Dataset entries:
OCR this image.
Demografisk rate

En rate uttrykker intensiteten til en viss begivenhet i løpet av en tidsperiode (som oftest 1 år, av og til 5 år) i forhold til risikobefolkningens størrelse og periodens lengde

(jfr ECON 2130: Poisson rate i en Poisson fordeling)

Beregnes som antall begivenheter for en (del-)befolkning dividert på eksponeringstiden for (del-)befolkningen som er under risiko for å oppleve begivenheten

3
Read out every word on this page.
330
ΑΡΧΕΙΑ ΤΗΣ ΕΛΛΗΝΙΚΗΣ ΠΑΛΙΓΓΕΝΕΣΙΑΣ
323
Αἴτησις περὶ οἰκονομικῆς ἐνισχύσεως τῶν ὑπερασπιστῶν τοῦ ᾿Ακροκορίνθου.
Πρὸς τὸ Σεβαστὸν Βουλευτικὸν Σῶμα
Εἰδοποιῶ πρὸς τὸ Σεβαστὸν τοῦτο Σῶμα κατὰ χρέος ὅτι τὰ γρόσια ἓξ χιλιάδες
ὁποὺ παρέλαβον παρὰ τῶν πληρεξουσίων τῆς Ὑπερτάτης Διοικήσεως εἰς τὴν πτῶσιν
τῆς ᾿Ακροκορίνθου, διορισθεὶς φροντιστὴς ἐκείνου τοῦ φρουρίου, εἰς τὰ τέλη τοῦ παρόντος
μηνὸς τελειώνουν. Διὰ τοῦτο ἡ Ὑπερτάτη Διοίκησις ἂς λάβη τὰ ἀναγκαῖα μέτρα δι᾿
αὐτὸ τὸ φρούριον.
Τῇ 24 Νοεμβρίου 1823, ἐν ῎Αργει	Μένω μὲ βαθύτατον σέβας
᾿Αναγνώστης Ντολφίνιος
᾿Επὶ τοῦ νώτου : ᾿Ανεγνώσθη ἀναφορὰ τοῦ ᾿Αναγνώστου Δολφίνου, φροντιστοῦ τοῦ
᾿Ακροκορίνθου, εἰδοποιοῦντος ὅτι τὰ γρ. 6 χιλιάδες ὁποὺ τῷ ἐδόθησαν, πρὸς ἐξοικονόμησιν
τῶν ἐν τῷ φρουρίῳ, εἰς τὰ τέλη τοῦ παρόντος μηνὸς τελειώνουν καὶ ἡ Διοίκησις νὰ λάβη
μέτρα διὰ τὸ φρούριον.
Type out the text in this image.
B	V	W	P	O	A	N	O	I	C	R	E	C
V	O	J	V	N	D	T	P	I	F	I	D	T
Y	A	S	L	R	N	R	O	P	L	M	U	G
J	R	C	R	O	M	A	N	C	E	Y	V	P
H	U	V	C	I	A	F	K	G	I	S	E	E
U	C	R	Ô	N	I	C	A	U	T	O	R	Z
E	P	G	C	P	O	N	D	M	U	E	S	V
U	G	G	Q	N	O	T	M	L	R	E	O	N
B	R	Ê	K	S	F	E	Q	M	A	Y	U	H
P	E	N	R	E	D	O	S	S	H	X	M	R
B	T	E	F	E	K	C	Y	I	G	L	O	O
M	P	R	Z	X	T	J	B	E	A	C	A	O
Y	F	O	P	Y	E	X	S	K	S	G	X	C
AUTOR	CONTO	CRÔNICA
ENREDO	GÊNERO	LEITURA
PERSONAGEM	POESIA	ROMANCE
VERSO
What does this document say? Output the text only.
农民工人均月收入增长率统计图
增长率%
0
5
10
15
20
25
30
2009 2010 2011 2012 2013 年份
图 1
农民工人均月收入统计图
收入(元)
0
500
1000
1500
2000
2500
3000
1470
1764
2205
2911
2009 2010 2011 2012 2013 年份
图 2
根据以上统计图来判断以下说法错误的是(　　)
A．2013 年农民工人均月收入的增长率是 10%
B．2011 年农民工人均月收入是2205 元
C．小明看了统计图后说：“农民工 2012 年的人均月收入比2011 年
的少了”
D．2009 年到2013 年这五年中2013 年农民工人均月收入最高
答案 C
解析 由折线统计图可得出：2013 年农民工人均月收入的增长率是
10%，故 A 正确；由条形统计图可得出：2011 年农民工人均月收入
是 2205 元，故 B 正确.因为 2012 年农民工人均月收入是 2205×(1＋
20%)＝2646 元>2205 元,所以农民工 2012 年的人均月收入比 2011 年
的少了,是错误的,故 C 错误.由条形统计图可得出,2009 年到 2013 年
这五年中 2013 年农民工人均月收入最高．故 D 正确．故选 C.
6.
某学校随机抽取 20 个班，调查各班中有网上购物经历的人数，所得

# Exercise instructions
Type the whole listing again, unaltered.

# Answer to this task
OCR this image.
Demografisk rate

En rate uttrykker intensiteten til en viss begivenhet i løpet av en tidsperiode (som oftest 1 år, av og til 5 år) i forhold til risikobefolkningens størrelse og periodens lengde

(jfr ECON 2130: Poisson rate i en Poisson fordeling)

Beregnes som antall begivenheter for en (del-)befolkning dividert på eksponeringstiden for (del-)befolkningen som er under risiko for å oppleve begivenheten

3
Read out every word on this page.
330
ΑΡΧΕΙΑ ΤΗΣ ΕΛΛΗΝΙΚΗΣ ΠΑΛΙΓΓΕΝΕΣΙΑΣ
323
Αἴτησις περὶ οἰκονομικῆς ἐνισχύσεως τῶν ὑπερασπιστῶν τοῦ ᾿Ακροκορίνθου.
Πρὸς τὸ Σεβαστὸν Βουλευτικὸν Σῶμα
Εἰδοποιῶ πρὸς τὸ Σεβαστὸν τοῦτο Σῶμα κατὰ χρέος ὅτι τὰ γρόσια ἓξ χιλιάδες
ὁποὺ παρέλαβον παρὰ τῶν πληρεξουσίων τῆς Ὑπερτάτης Διοικήσεως εἰς τὴν πτῶσιν
τῆς ᾿Ακροκορίνθου, διορισθεὶς φροντιστὴς ἐκείνου τοῦ φρουρίου, εἰς τὰ τέλη τοῦ παρόντος
μηνὸς τελειώνουν. Διὰ τοῦτο ἡ Ὑπερτάτη Διοίκησις ἂς λάβη τὰ ἀναγκαῖα μέτρα δι᾿
αὐτὸ τὸ φρούριον.
Τῇ 24 Νοεμβρίου 1823, ἐν ῎Αργει	Μένω μὲ βαθύτατον σέβας
᾿Αναγνώστης Ντολφίνιος
᾿Επὶ τοῦ νώτου : ᾿Ανεγνώσθη ἀναφορὰ τοῦ ᾿Αναγνώστου Δολφίνου, φροντιστοῦ τοῦ
᾿Ακροκορίνθου, εἰδοποιοῦντος ὅτι τὰ γρ. 6 χιλιάδες ὁποὺ τῷ ἐδόθησαν, πρὸς ἐξοικονόμησιν
τῶν ἐν τῷ φρουρίῳ, εἰς τὰ τέλη τοῦ παρόντος μηνὸς τελειώνουν καὶ ἡ Διοίκησις νὰ λάβη
μέτρα διὰ τὸ φρούριον.
Type out the text in this image.
B	V	W	P	O	A	N	O	I	C	R	E	C
V	O	J	V	N	D	T	P	I	F	I	D	T
Y	A	S	L	R	N	R	O	P	L	M	U	G
J	R	C	R	O	M	A	N	C	E	Y	V	P
H	U	V	C	I	A	F	K	G	I	S	E	E
U	C	R	Ô	N	I	C	A	U	T	O	R	Z
E	P	G	C	P	O	N	D	M	U	E	S	V
U	G	G	Q	N	O	T	M	L	R	E	O	N
B	R	Ê	K	S	F	E	Q	M	A	Y	U	H
P	E	N	R	E	D	O	S	S	H	X	M	R
B	T	E	F	E	K	C	Y	I	G	L	O	O
M	P	R	Z	X	T	J	B	E	A	C	A	O
Y	F	O	P	Y	E	X	S	K	S	G	X	C
AUTOR	CONTO	CRÔNICA
ENREDO	GÊNERO	LEITURA
PERSONAGEM	POESIA	ROMANCE
VERSO
What does this document say? Output the text only.
农民工人均月收入增长率统计图
增长率%
0
5
10
15
20
25
30
2009 2010 2011 2012 2013 年份
图 1
农民工人均月收入统计图
收入(元)
0
500
1000
1500
2000
2500
3000
1470
1764
2205
2911
2009 2010 2011 2012 2013 年份
图 2
根据以上统计图来判断以下说法错误的是(　　)
A．2013 年农民工人均月收入的增长率是 10%
B．2011 年农民工人均月收入是2205 元
C．小明看了统计图后说：“农民工 2012 年的人均月收入比2011 年
的少了”
D．2009 年到2013 年这五年中2013 年农民工人均月收入最高
答案 C
解析 由折线统计图可得出：2013 年农民工人均月收入的增长率是
10%，故 A 正确；由条形统计图可得出：2011 年农民工人均月收入
是 2205 元，故 B 正确.因为 2012 年农民工人均月收入是 2205×(1＋
20%)＝2646 元>2205 元,所以农民工 2012 年的人均月收入比 2011 年
的少了,是错误的,故 C 错误.由条形统计图可得出,2009 年到 2013 年
这五年中 2013 年农民工人均月收入最高．故 D 正确．故选 C.
6.
某学校随机抽取 20 个班，调查各班中有网上购物经历的人数，所得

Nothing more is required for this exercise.